Por favor, diga com que dinheiro Vivian montou a loja, segundo o trecho do documento.

▸ **Trecho do documento**
═══

TEXTO Jéssica Menzel e Nádia Alibio

FOTOGRAFIAS Ingrid Pilar

ILUSTRAÇÕES Nádia Alibio

DIAGRAMAÇÃO Gabriel Hoewell

PUBLICADA ORIGINALMENTE EM 

Fevereiro de 2014 - Edição #18

Na avenida, o fluxo constante, o trânsito caótico, os barulhos dos carros e das pessoas se misturam num ruído incompreensível. Eles seguem rápido, sem parar e com pressa de chegar. A rotina segue todos os dias igual. Amanhece. Anoitece. Na parte escura das ruas, rostos se escondem. O corpo é iluminado pelo rastro dos faróis. Ali perto, nas ruas paralelas, o ritmo é outro. As buzinas dos carros já não são tão altas. Dá para sentir o silêncio. Silêncio de uma exposição velada.

O SONHO DA CASA VIRA A ESQUINA

 

Vivian tinha dois sonhos. Queria ser bailarina quando criança e se formar em engenharia elétrica na juventude. Ela estudou um ano de contabilidade por causa de seu bazar. A loja foi montada com o dinheiro que adquiriu ao longo dos três anos de boate e seis de avenida. Foi com a prostituição que Vivian comprou seu carro, construiu sua casa e abriu a loja. Alguns sonhos foram deixados pra trás.

═══

Trecho do conjunto de dados:
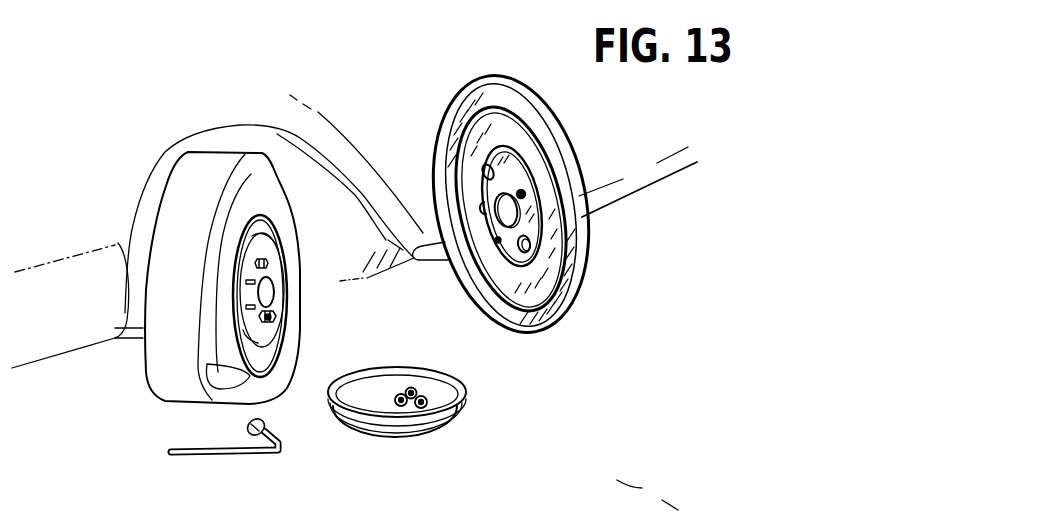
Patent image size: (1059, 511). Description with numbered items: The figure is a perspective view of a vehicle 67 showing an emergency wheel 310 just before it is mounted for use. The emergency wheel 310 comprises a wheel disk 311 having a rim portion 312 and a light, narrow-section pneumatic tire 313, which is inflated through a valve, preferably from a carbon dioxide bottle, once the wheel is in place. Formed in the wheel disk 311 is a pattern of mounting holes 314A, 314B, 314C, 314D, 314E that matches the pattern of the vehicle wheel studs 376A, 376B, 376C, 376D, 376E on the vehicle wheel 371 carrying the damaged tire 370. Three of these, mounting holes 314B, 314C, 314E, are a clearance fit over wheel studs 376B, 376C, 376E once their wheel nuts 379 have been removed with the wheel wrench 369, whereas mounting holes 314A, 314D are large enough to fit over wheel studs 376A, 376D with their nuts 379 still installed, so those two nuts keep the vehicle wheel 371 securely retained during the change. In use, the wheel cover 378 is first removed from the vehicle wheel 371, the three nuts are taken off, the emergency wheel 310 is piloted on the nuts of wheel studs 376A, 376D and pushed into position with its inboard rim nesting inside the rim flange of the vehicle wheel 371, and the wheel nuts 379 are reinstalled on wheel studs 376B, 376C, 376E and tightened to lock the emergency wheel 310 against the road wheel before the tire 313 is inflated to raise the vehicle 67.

The vehicle 67 is at (661, 180).
The emergency wheel 310 is at (512, 203).
The wheel disk 311 is at (513, 183).
The rim portion 312 is at (522, 147).
The pneumatic tire 313 is at (458, 92).
The mounting hole 314A is at (487, 168).
The mounting hole 314B is at (487, 207).
The mounting hole 314C is at (498, 240).
The mounting hole 314D is at (528, 247).
The mounting hole 314E is at (526, 194).
The wheel wrench 369 is at (228, 457).
The damaged tire 370 is at (145, 370).
The vehicle wheel 371 is at (256, 353).
The wheel stud 376A is at (268, 262).
The wheel stud 376B is at (251, 281).
The wheel stud 376C is at (250, 308).
The wheel stud 376D is at (280, 314).
The wheel stud 376E is at (279, 289).
The wheel cover 378 is at (422, 424).
The wheel nuts 379 is at (277, 322).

═══

▸ **Resposta da tarefa**
Com o dinheiro que adquiriu ao longo dos três anos de boate e seis de avenida.